### Aim of the exercise
Without the pictures, return all of the material exactly as written.

START Provided information

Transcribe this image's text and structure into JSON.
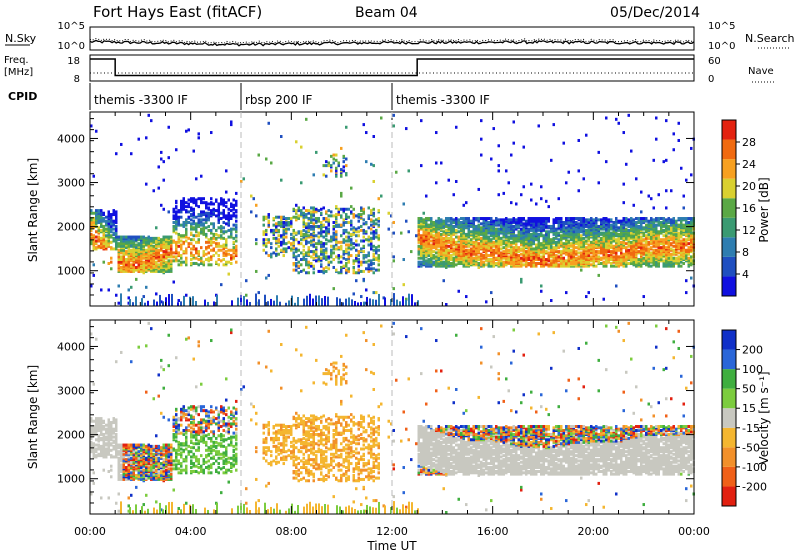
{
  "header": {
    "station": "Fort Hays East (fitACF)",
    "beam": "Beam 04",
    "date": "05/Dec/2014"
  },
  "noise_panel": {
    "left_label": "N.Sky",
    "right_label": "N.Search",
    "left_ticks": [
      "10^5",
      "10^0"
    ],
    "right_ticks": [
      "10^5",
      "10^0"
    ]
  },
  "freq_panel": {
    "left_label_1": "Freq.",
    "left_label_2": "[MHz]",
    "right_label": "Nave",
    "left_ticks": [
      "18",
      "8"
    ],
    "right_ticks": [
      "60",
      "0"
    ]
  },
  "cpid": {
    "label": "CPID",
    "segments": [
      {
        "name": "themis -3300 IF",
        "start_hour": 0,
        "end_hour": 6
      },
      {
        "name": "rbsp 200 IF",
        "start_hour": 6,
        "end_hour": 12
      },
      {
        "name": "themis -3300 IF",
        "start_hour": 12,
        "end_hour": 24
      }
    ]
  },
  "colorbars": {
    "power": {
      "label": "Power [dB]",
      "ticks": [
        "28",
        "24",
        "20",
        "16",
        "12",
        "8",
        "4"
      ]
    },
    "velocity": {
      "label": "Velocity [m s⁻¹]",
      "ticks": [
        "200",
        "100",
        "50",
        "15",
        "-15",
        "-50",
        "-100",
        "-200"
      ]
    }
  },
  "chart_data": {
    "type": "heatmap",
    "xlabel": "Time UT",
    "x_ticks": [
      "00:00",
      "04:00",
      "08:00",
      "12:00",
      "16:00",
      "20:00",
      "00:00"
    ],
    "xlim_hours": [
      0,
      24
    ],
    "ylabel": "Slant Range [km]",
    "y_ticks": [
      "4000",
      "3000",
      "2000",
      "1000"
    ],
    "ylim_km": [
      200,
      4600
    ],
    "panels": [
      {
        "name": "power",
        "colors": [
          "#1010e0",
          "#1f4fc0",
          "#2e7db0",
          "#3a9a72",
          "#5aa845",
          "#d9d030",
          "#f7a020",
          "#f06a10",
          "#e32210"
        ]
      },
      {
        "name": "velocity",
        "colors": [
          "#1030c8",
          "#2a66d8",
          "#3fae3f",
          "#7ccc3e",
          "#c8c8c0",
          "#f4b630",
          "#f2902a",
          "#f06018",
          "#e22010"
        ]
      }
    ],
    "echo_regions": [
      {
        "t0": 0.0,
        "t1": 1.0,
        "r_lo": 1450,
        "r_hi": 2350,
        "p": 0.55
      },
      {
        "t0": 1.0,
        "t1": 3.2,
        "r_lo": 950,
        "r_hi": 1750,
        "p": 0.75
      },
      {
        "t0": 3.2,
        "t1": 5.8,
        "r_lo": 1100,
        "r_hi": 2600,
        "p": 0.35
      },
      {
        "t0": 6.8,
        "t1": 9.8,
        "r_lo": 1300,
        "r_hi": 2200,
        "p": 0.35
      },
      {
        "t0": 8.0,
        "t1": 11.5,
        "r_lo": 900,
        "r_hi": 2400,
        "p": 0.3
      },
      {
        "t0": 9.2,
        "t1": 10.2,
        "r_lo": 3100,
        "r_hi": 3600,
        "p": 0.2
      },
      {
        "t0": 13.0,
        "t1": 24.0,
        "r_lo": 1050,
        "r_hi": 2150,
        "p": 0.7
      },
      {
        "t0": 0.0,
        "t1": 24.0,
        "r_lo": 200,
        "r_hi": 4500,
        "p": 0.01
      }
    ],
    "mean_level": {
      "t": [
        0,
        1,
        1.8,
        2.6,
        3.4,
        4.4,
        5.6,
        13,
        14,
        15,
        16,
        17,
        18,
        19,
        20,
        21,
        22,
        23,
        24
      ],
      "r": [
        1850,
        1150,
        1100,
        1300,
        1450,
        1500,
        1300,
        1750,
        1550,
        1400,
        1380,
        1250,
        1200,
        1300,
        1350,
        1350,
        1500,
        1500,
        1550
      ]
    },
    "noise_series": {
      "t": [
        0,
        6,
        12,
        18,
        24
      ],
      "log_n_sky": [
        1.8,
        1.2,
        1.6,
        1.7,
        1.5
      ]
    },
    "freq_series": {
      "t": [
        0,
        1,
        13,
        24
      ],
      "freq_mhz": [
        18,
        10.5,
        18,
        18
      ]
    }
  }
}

END Provided information

### Answer for this exercise
Transcribe this image's text and structure into JSON.
{
  "header": {
    "station": "Fort Hays East (fitACF)",
    "beam": "Beam 04",
    "date": "05/Dec/2014"
  },
  "noise_panel": {
    "left_label": "N.Sky",
    "right_label": "N.Search",
    "left_ticks": [
      "10^5",
      "10^0"
    ],
    "right_ticks": [
      "10^5",
      "10^0"
    ]
  },
  "freq_panel": {
    "left_label_1": "Freq.",
    "left_label_2": "[MHz]",
    "right_label": "Nave",
    "left_ticks": [
      "18",
      "8"
    ],
    "right_ticks": [
      "60",
      "0"
    ]
  },
  "cpid": {
    "label": "CPID",
    "segments": [
      {
        "name": "themis -3300 IF",
        "start_hour": 0,
        "end_hour": 6
      },
      {
        "name": "rbsp 200 IF",
        "start_hour": 6,
        "end_hour": 12
      },
      {
        "name": "themis -3300 IF",
        "start_hour": 12,
        "end_hour": 24
      }
    ]
  },
  "colorbars": {
    "power": {
      "label": "Power [dB]",
      "ticks": [
        "28",
        "24",
        "20",
        "16",
        "12",
        "8",
        "4"
      ]
    },
    "velocity": {
      "label": "Velocity [m s⁻¹]",
      "ticks": [
        "200",
        "100",
        "50",
        "15",
        "-15",
        "-50",
        "-100",
        "-200"
      ]
    }
  },
  "chart_data": {
    "type": "heatmap",
    "xlabel": "Time UT",
    "x_ticks": [
      "00:00",
      "04:00",
      "08:00",
      "12:00",
      "16:00",
      "20:00",
      "00:00"
    ],
    "xlim_hours": [
      0,
      24
    ],
    "ylabel": "Slant Range [km]",
    "y_ticks": [
      "4000",
      "3000",
      "2000",
      "1000"
    ],
    "ylim_km": [
      200,
      4600
    ],
    "panels": [
      {
        "name": "power",
        "colors": [
          "#1010e0",
          "#1f4fc0",
          "#2e7db0",
          "#3a9a72",
          "#5aa845",
          "#d9d030",
          "#f7a020",
          "#f06a10",
          "#e32210"
        ]
      },
      {
        "name": "velocity",
        "colors": [
          "#1030c8",
          "#2a66d8",
          "#3fae3f",
          "#7ccc3e",
          "#c8c8c0",
          "#f4b630",
          "#f2902a",
          "#f06018",
          "#e22010"
        ]
      }
    ],
    "echo_regions": [
      {
        "t0": 0.0,
        "t1": 1.0,
        "r_lo": 1450,
        "r_hi": 2350,
        "p": 0.55
      },
      {
        "t0": 1.0,
        "t1": 3.2,
        "r_lo": 950,
        "r_hi": 1750,
        "p": 0.75
      },
      {
        "t0": 3.2,
        "t1": 5.8,
        "r_lo": 1100,
        "r_hi": 2600,
        "p": 0.35
      },
      {
        "t0": 6.8,
        "t1": 9.8,
        "r_lo": 1300,
        "r_hi": 2200,
        "p": 0.35
      },
      {
        "t0": 8.0,
        "t1": 11.5,
        "r_lo": 900,
        "r_hi": 2400,
        "p": 0.3
      },
      {
        "t0": 9.2,
        "t1": 10.2,
        "r_lo": 3100,
        "r_hi": 3600,
        "p": 0.2
      },
      {
        "t0": 13.0,
        "t1": 24.0,
        "r_lo": 1050,
        "r_hi": 2150,
        "p": 0.7
      },
      {
        "t0": 0.0,
        "t1": 24.0,
        "r_lo": 200,
        "r_hi": 4500,
        "p": 0.01
      }
    ],
    "mean_level": {
      "t": [
        0,
        1,
        1.8,
        2.6,
        3.4,
        4.4,
        5.6,
        13,
        14,
        15,
        16,
        17,
        18,
        19,
        20,
        21,
        22,
        23,
        24
      ],
      "r": [
        1850,
        1150,
        1100,
        1300,
        1450,
        1500,
        1300,
        1750,
        1550,
        1400,
        1380,
        1250,
        1200,
        1300,
        1350,
        1350,
        1500,
        1500,
        1550
      ]
    },
    "noise_series": {
      "t": [
        0,
        6,
        12,
        18,
        24
      ],
      "log_n_sky": [
        1.8,
        1.2,
        1.6,
        1.7,
        1.5
      ]
    },
    "freq_series": {
      "t": [
        0,
        1,
        13,
        24
      ],
      "freq_mhz": [
        18,
        10.5,
        18,
        18
      ]
    }
  }
}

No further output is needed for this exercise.